======== STORED DATA ========
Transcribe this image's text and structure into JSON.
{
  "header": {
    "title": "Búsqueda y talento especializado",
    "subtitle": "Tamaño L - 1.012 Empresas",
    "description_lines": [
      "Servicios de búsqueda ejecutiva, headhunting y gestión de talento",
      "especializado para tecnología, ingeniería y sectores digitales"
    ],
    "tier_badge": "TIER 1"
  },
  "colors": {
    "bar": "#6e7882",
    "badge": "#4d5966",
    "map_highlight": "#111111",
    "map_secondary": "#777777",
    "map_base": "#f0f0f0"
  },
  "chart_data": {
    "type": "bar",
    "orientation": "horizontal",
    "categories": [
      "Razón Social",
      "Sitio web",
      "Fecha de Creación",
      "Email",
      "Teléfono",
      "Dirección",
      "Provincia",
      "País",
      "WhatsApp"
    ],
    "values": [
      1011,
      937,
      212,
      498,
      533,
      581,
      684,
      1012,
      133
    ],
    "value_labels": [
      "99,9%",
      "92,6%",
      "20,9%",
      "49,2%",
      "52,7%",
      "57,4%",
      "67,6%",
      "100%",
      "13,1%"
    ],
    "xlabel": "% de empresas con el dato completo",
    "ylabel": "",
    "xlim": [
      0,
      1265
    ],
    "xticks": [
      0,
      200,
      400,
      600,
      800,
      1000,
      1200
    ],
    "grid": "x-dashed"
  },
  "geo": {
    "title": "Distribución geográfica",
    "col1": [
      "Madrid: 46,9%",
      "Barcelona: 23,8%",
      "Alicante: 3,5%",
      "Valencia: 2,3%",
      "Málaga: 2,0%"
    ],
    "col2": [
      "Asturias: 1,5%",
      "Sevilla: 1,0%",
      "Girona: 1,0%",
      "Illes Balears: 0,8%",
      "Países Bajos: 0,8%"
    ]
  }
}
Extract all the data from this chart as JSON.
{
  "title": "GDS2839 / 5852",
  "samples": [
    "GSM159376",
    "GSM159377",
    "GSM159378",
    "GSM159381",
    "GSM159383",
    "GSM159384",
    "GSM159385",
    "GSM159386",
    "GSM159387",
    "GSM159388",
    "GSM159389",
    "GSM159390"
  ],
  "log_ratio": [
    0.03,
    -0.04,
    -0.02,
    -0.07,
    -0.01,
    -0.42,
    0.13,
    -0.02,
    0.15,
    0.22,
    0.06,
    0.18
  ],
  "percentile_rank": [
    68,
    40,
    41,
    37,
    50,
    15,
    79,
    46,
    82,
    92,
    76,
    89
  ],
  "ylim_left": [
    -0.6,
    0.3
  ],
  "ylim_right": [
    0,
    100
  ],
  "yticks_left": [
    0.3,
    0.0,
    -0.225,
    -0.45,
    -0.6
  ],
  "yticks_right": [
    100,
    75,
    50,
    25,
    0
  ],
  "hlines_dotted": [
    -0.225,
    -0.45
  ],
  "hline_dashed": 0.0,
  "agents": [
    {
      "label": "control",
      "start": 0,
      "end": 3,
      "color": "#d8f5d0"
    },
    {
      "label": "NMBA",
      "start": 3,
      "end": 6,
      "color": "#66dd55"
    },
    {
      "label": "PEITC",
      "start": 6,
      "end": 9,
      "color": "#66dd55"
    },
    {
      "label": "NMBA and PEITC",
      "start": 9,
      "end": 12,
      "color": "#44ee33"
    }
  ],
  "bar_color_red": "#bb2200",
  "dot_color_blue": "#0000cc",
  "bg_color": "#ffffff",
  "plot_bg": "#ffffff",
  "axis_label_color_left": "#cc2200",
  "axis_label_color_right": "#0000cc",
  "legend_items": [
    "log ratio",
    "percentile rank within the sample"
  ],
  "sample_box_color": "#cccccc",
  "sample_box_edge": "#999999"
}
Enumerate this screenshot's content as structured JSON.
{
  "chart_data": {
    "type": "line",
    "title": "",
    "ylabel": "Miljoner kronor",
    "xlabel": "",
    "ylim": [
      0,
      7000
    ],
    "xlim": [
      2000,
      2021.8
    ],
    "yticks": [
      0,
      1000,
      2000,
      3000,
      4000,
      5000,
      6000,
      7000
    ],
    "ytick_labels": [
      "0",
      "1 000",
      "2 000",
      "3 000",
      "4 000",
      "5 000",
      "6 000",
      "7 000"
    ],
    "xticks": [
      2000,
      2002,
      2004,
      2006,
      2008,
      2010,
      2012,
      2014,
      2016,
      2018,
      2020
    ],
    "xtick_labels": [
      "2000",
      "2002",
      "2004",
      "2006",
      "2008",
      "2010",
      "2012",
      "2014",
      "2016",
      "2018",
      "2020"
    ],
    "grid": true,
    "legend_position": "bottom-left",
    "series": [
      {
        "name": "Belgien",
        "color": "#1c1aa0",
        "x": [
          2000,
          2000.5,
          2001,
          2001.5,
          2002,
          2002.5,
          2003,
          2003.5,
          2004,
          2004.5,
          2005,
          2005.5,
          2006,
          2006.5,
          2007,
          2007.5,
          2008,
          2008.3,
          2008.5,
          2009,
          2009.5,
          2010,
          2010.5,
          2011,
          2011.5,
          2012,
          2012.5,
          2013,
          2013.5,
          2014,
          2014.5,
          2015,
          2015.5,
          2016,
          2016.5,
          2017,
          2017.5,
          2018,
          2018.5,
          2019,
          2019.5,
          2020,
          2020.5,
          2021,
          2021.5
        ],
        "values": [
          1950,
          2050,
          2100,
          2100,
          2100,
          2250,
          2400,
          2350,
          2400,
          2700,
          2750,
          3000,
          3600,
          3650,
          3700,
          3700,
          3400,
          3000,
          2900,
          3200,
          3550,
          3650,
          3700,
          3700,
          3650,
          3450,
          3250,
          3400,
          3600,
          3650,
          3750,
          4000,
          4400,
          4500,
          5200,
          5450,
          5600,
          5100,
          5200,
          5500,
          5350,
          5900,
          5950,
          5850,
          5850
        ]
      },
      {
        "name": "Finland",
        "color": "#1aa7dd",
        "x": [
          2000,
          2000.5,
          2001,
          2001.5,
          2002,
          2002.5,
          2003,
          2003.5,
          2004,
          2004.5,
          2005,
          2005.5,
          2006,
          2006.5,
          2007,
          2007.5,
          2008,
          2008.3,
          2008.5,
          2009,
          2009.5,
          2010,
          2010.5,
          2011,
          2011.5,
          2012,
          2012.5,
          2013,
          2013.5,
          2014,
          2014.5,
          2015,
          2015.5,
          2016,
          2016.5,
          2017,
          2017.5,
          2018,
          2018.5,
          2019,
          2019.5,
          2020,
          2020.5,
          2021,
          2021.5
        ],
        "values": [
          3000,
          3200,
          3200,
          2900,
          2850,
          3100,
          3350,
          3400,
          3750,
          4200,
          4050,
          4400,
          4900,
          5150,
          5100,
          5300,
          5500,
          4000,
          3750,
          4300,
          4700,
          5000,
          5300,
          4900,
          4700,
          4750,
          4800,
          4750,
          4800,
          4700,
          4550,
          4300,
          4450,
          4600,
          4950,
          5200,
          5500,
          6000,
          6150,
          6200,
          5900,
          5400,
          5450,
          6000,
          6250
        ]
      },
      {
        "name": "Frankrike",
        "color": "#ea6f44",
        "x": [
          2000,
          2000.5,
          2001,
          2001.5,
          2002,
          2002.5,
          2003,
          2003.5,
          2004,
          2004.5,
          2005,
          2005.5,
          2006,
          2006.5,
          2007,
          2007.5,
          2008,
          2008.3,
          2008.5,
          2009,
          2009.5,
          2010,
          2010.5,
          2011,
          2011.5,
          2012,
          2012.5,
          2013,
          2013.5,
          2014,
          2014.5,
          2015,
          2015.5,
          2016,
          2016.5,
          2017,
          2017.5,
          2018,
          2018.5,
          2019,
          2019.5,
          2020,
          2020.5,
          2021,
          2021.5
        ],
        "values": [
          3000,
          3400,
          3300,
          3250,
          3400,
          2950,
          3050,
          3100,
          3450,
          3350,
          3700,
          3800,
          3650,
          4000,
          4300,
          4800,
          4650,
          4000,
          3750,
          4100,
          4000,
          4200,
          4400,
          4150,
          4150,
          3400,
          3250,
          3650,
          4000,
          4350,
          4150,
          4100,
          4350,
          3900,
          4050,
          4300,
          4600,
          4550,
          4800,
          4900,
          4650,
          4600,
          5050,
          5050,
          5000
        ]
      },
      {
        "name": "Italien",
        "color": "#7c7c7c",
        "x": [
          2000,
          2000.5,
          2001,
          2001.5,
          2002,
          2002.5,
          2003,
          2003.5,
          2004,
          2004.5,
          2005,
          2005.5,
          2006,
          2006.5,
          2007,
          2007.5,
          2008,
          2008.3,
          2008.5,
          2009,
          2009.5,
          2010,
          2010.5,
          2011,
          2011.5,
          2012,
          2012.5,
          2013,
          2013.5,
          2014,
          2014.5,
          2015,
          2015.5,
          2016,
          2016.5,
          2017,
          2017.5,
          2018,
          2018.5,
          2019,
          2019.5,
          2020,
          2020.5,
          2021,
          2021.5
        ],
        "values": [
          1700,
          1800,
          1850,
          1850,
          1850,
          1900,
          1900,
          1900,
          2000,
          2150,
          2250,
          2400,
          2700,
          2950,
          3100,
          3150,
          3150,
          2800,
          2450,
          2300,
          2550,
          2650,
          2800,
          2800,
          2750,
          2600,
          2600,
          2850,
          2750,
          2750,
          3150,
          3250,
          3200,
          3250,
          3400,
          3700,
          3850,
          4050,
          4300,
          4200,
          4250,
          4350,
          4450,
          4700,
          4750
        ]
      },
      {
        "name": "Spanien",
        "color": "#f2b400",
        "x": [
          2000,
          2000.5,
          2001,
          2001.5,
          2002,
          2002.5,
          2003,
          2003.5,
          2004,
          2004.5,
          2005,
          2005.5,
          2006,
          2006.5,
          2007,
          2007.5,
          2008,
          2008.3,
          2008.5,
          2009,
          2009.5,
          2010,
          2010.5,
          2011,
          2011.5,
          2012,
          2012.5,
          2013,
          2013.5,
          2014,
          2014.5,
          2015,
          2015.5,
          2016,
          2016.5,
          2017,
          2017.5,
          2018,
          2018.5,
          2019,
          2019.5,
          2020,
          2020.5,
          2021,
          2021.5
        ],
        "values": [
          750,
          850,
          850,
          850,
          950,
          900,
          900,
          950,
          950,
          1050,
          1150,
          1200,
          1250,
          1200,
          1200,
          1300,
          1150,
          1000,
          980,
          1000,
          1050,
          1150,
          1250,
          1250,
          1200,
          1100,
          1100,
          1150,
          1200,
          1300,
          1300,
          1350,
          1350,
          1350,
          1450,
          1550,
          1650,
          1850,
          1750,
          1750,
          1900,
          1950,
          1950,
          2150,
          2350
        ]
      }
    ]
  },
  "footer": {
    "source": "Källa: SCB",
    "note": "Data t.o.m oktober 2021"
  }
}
========
OBJECTIVE
Of the lines in the listing above, how many hold the string "talento"? Reply with the number only.

OUTPUT OF THE EXERCISE
2